##### Dataset rows

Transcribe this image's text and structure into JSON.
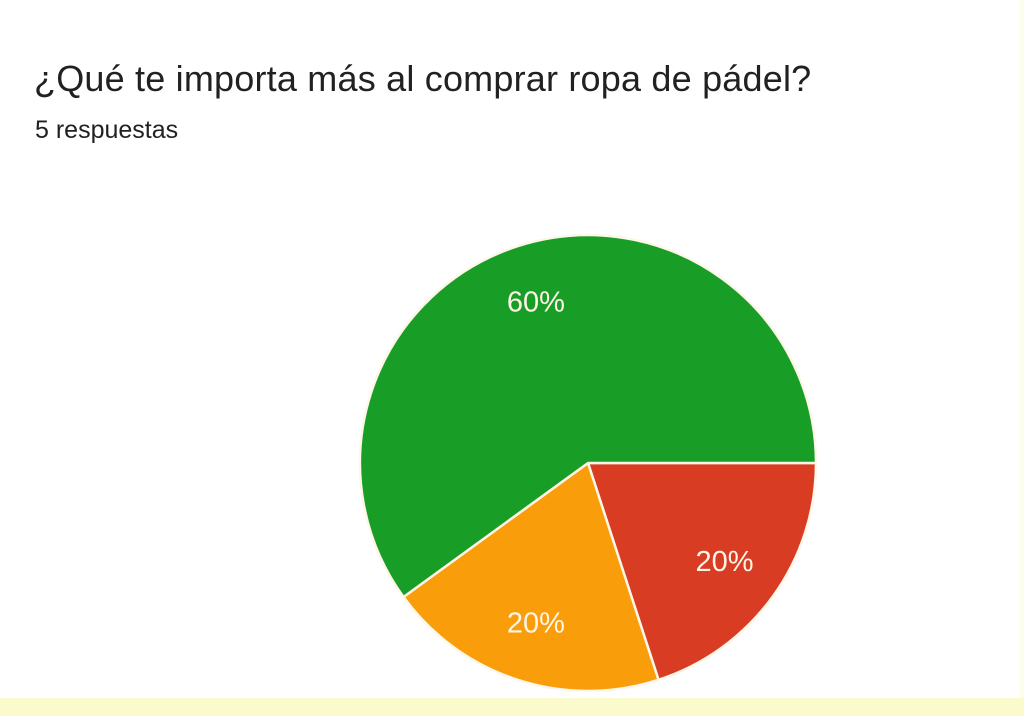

##########
##### Dataset rows

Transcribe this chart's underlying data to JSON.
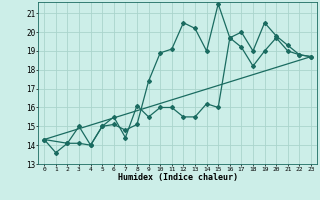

##########
##### Dataset rows

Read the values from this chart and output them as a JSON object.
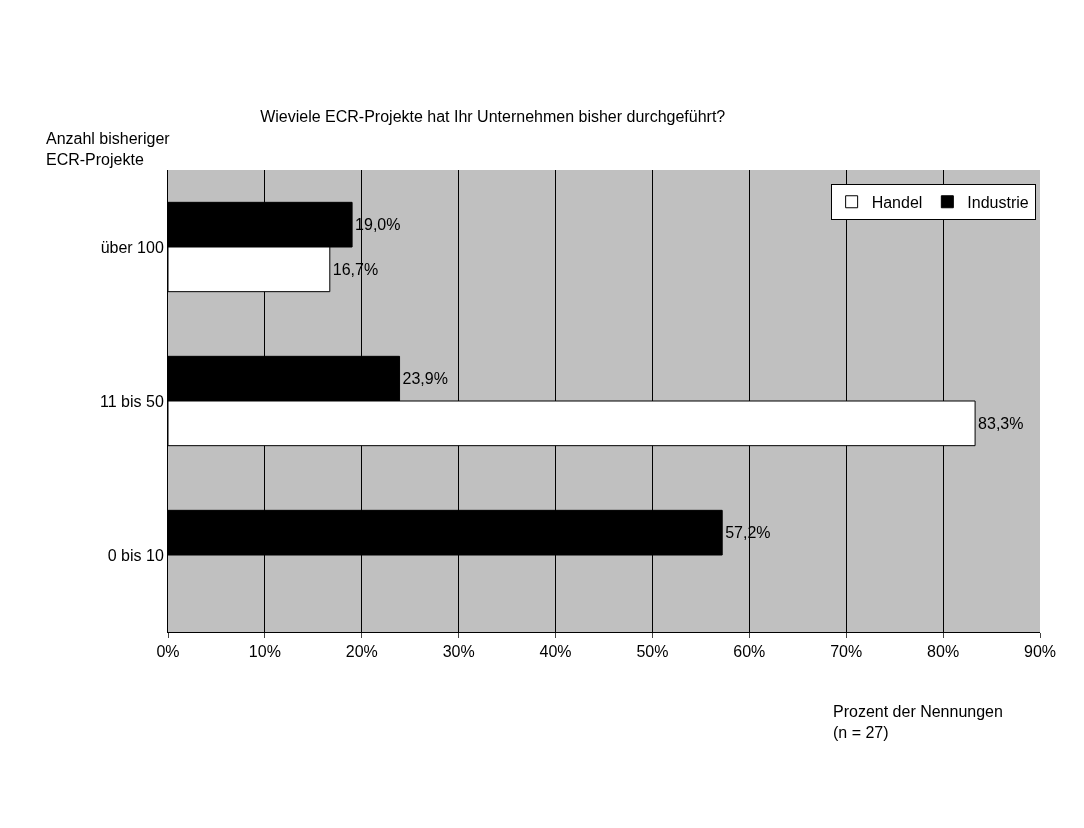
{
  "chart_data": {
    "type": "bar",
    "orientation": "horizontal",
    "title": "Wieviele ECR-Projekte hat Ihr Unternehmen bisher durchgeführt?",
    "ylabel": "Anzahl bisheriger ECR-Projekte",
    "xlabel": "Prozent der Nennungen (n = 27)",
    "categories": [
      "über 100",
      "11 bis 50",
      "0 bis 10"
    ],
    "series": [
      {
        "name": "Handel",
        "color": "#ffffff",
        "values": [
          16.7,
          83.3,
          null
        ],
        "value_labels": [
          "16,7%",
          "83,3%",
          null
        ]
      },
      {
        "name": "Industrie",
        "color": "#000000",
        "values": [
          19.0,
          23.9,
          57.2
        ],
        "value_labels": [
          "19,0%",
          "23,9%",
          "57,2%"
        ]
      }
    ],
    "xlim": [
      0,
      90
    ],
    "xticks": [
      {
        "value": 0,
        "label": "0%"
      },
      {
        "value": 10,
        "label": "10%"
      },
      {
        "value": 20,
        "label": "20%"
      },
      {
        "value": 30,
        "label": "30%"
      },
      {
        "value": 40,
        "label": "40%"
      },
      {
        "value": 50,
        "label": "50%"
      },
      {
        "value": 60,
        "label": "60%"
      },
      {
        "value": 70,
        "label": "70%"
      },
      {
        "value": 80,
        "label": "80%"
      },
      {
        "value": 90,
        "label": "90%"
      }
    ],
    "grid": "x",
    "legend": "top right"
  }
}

##########

Exercise directions:
Take every line from the records above that has the word "Transcribe" and copy it.

Complete answer:
Transcribe this image's text and structure into JSON.
Transcribe this chart's underlying data to JSON.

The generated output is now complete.